[PROBLEM DETAILS]:
Return the records that follow unaltered. Omit every picture.

Recorded data
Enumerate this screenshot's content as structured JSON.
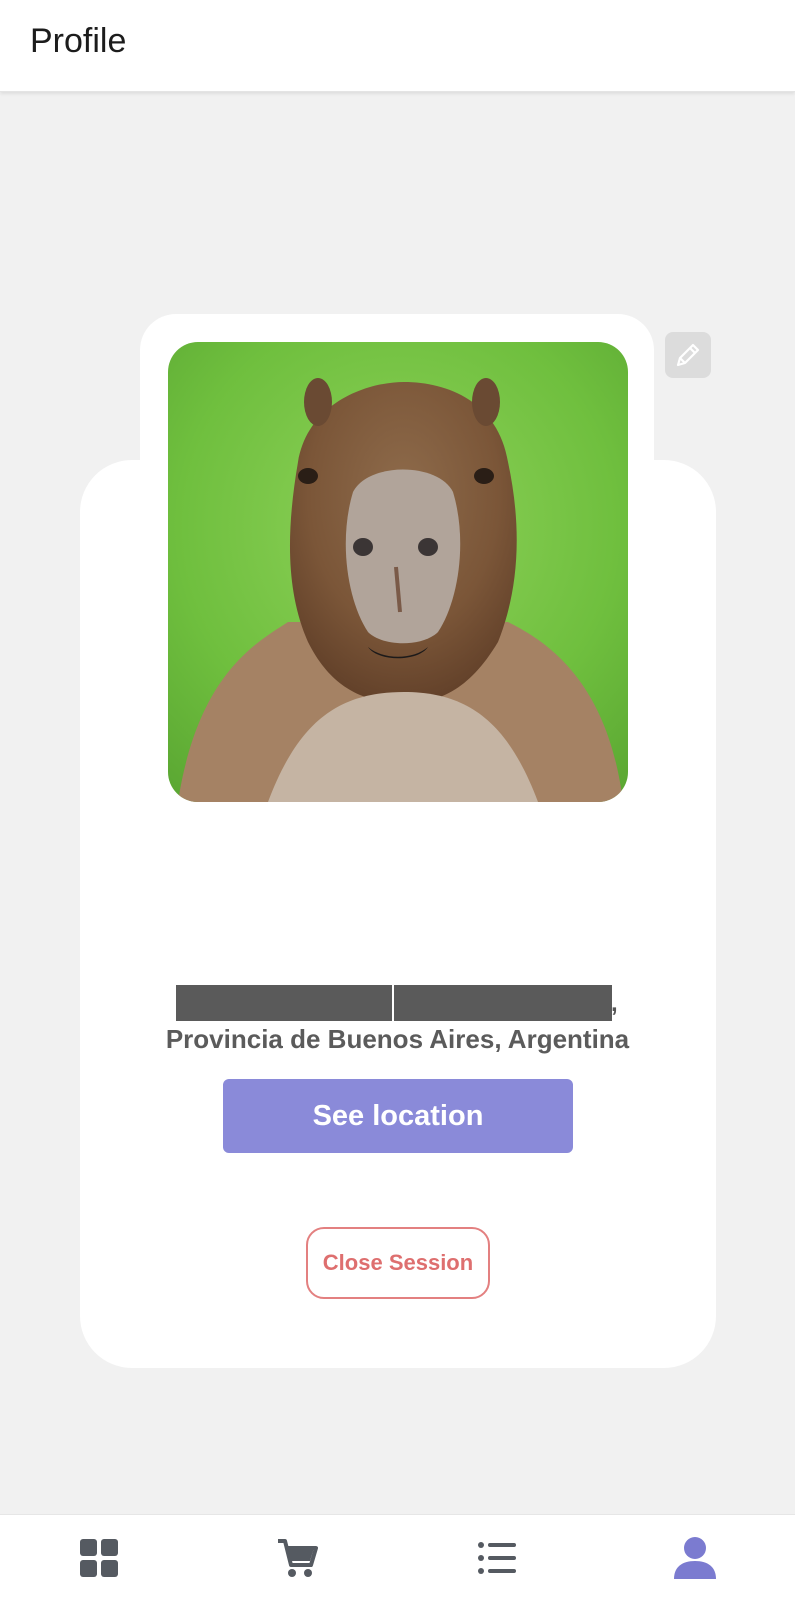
{
  "header": {
    "title": "Profile"
  },
  "profile": {
    "photo_alt": "capybara",
    "location_suffix": ",",
    "location": "Provincia de Buenos Aires, Argentina",
    "see_location_label": "See location",
    "close_session_label": "Close Session"
  },
  "nav": {
    "items": [
      {
        "icon": "dashboard-icon"
      },
      {
        "icon": "cart-icon"
      },
      {
        "icon": "list-icon"
      },
      {
        "icon": "user-icon",
        "active": true
      }
    ],
    "inactive_color": "#555a61",
    "active_color": "#7b7bd0"
  },
  "colors": {
    "accent": "#8a8ad9",
    "danger": "#de6f6f",
    "background": "#f1f1f1"
  }
}
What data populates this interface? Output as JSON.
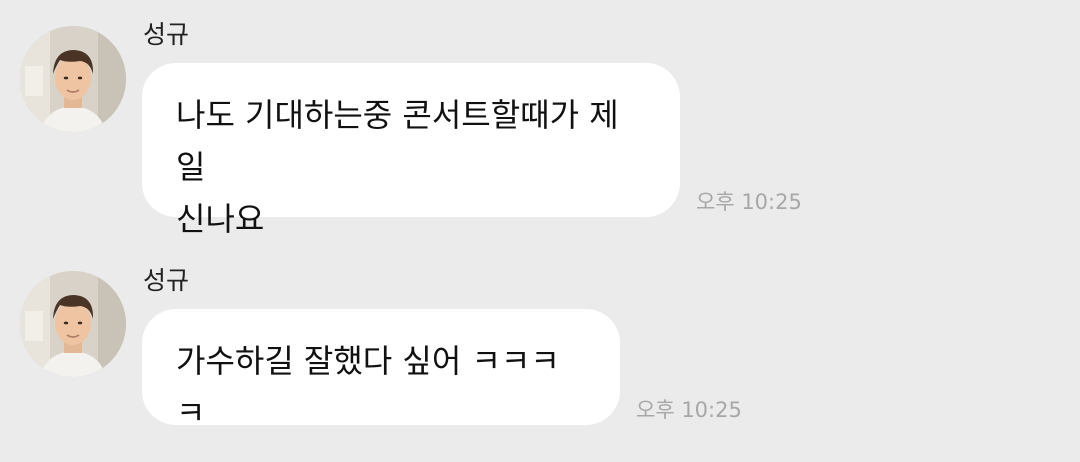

[FULL SOLUTION]:
Enumerate this screenshot's content as structured JSON.
{
  "header": {
    "title": "Profile"
  },
  "profile": {
    "photo_alt": "capybara",
    "location_suffix": ",",
    "location": "Provincia de Buenos Aires, Argentina",
    "see_location_label": "See location",
    "close_session_label": "Close Session"
  },
  "nav": {
    "items": [
      {
        "icon": "dashboard-icon"
      },
      {
        "icon": "cart-icon"
      },
      {
        "icon": "list-icon"
      },
      {
        "icon": "user-icon",
        "active": true
      }
    ],
    "inactive_color": "#555a61",
    "active_color": "#7b7bd0"
  },
  "colors": {
    "accent": "#8a8ad9",
    "danger": "#de6f6f",
    "background": "#f1f1f1"
  }
}
What data populates this interface? Output as JSON.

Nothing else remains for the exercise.